→ **WRITTEN INSTRUCTION**:
All lines below must be repeated exactly, with the pictures omitted.

→ **MATERIAL PROVIDED**:
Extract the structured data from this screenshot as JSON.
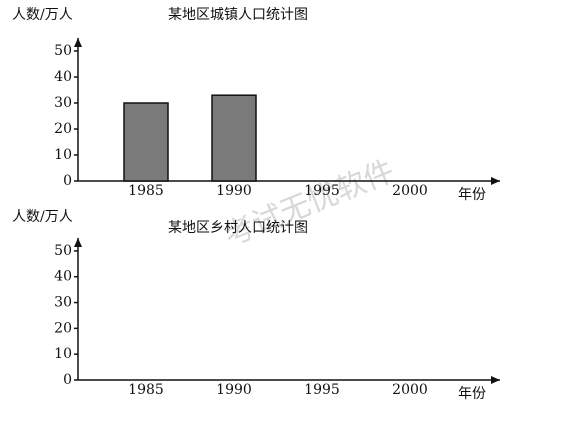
{
  "chart_data": [
    {
      "type": "bar",
      "title": "某地区城镇人口统计图",
      "y_label": "人数/万人",
      "x_label": "年份",
      "categories": [
        "1985",
        "1990",
        "1995",
        "2000"
      ],
      "values": [
        30,
        33,
        null,
        null
      ],
      "color": "#7a7a7a",
      "ylim": [
        0,
        55
      ],
      "yticks": [
        0,
        10,
        20,
        30,
        40,
        50
      ]
    },
    {
      "type": "bar",
      "title": "某地区乡村人口统计图",
      "y_label": "人数/万人",
      "x_label": "年份",
      "categories": [
        "1985",
        "1990",
        "1995",
        "2000"
      ],
      "values": [
        null,
        null,
        null,
        null
      ],
      "color": "#7a7a7a",
      "ylim": [
        0,
        55
      ],
      "yticks": [
        0,
        10,
        20,
        30,
        40,
        50
      ]
    }
  ],
  "watermark": "考试无忧软件"
}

→ **RESULT**:
Extract the structured data from this screenshot as JSON.
{
  "chart_data": [
    {
      "type": "bar",
      "title": "某地区城镇人口统计图",
      "y_label": "人数/万人",
      "x_label": "年份",
      "categories": [
        "1985",
        "1990",
        "1995",
        "2000"
      ],
      "values": [
        30,
        33,
        null,
        null
      ],
      "color": "#7a7a7a",
      "ylim": [
        0,
        55
      ],
      "yticks": [
        0,
        10,
        20,
        30,
        40,
        50
      ]
    },
    {
      "type": "bar",
      "title": "某地区乡村人口统计图",
      "y_label": "人数/万人",
      "x_label": "年份",
      "categories": [
        "1985",
        "1990",
        "1995",
        "2000"
      ],
      "values": [
        null,
        null,
        null,
        null
      ],
      "color": "#7a7a7a",
      "ylim": [
        0,
        55
      ],
      "yticks": [
        0,
        10,
        20,
        30,
        40,
        50
      ]
    }
  ],
  "watermark": "考试无忧软件"
}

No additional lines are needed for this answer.